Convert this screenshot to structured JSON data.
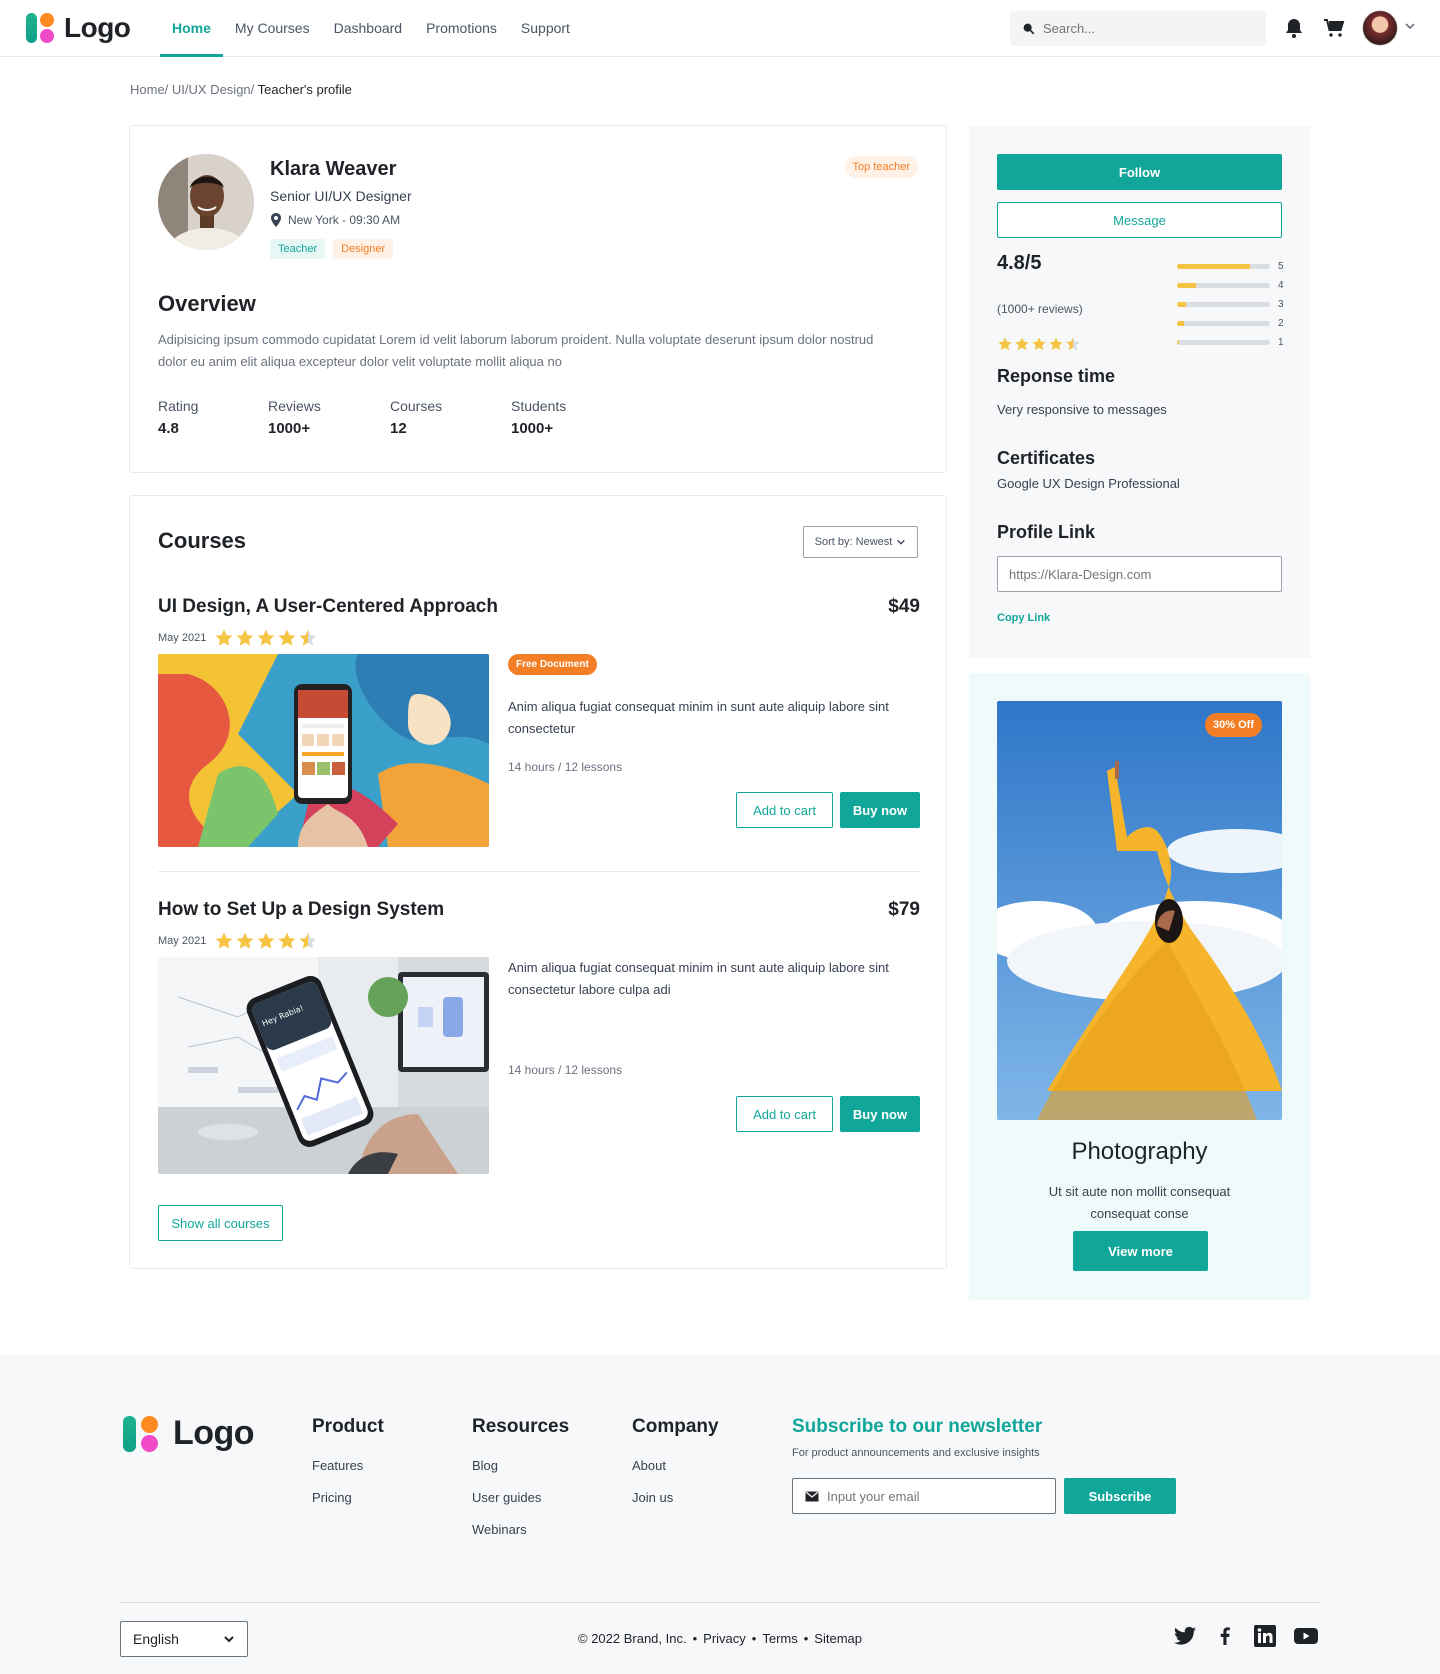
{
  "header": {
    "logo_text": "Logo",
    "nav": [
      "Home",
      "My Courses",
      "Dashboard",
      "Promotions",
      "Support"
    ],
    "search_placeholder": "Search..."
  },
  "breadcrumb": {
    "path": "Home/ UI/UX Design/",
    "current": " Teacher's profile"
  },
  "profile": {
    "name": "Klara Weaver",
    "role": "Senior UI/UX Designer",
    "location": "New York - 09:30 AM",
    "tags": [
      "Teacher",
      "Designer"
    ],
    "badge": "Top teacher",
    "overview_title": "Overview",
    "overview_text": "Adipisicing ipsum commodo cupidatat Lorem id velit laborum laborum proident. Nulla voluptate deserunt ipsum dolor nostrud dolor eu anim elit aliqua excepteur dolor velit voluptate mollit aliqua no",
    "stats": [
      {
        "label": "Rating",
        "value": "4.8"
      },
      {
        "label": "Reviews",
        "value": "1000+"
      },
      {
        "label": "Courses",
        "value": "12"
      },
      {
        "label": "Students",
        "value": "1000+"
      }
    ]
  },
  "courses": {
    "title": "Courses",
    "sort_label": "Sort by: Newest",
    "items": [
      {
        "title": "UI Design, A User-Centered Approach",
        "price": "$49",
        "date": "May 2021",
        "rating": 4.5,
        "badge": "Free Document",
        "desc": "Anim aliqua fugiat consequat minim in sunt aute aliquip labore sint consectetur",
        "duration": "14 hours  /  12 lessons",
        "add_label": "Add to cart",
        "buy_label": "Buy now"
      },
      {
        "title": "How to Set Up a Design System",
        "price": "$79",
        "date": "May 2021",
        "rating": 4.5,
        "desc": "Anim aliqua fugiat consequat minim in sunt aute aliquip labore sint consectetur labore culpa adi",
        "duration": "14 hours  /  12 lessons",
        "add_label": "Add to cart",
        "buy_label": "Buy now"
      }
    ],
    "show_all_label": "Show all courses"
  },
  "sidebar": {
    "follow_label": "Follow",
    "message_label": "Message",
    "rating": "4.8/5",
    "reviews": "(1000+ reviews)",
    "stars": 4.5,
    "distribution": [
      {
        "star": "5",
        "fraction": 0.78
      },
      {
        "star": "4",
        "fraction": 0.2
      },
      {
        "star": "3",
        "fraction": 0.1
      },
      {
        "star": "2",
        "fraction": 0.08
      },
      {
        "star": "1",
        "fraction": 0.02
      }
    ],
    "response_title": "Reponse time",
    "response_text": "Very responsive to messages",
    "cert_title": "Certificates",
    "cert_text": "Google UX Design Professional",
    "link_title": "Profile Link",
    "link_placeholder": "https://Klara-Design.com",
    "copy_label": "Copy Link"
  },
  "promo": {
    "off_label": "30% Off",
    "title": "Photography",
    "text": "Ut sit aute non mollit consequat consequat conse",
    "button_label": "View more"
  },
  "footer": {
    "logo_text": "Logo",
    "columns": [
      {
        "title": "Product",
        "links": [
          "Features",
          "Pricing"
        ]
      },
      {
        "title": "Resources",
        "links": [
          "Blog",
          "User guides",
          "Webinars"
        ]
      },
      {
        "title": "Company",
        "links": [
          "About",
          "Join us"
        ]
      }
    ],
    "newsletter_title": "Subscribe to our newsletter",
    "newsletter_sub": "For product announcements and exclusive insights",
    "email_placeholder": "Input your email",
    "subscribe_label": "Subscribe",
    "language": "English",
    "copyright": "© 2022 Brand, Inc.",
    "legal": [
      "Privacy",
      "Terms",
      "Sitemap"
    ],
    "socials": [
      "twitter-icon",
      "facebook-icon",
      "linkedin-icon",
      "youtube-icon"
    ]
  },
  "colors": {
    "accent": "#11a69a",
    "orange": "#f47e25",
    "star": "#f5c443"
  }
}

..........

▶ Given problem: From the data above, work out how many lines contain the string "sunt" and reply with only the number.

▶ Task output: 2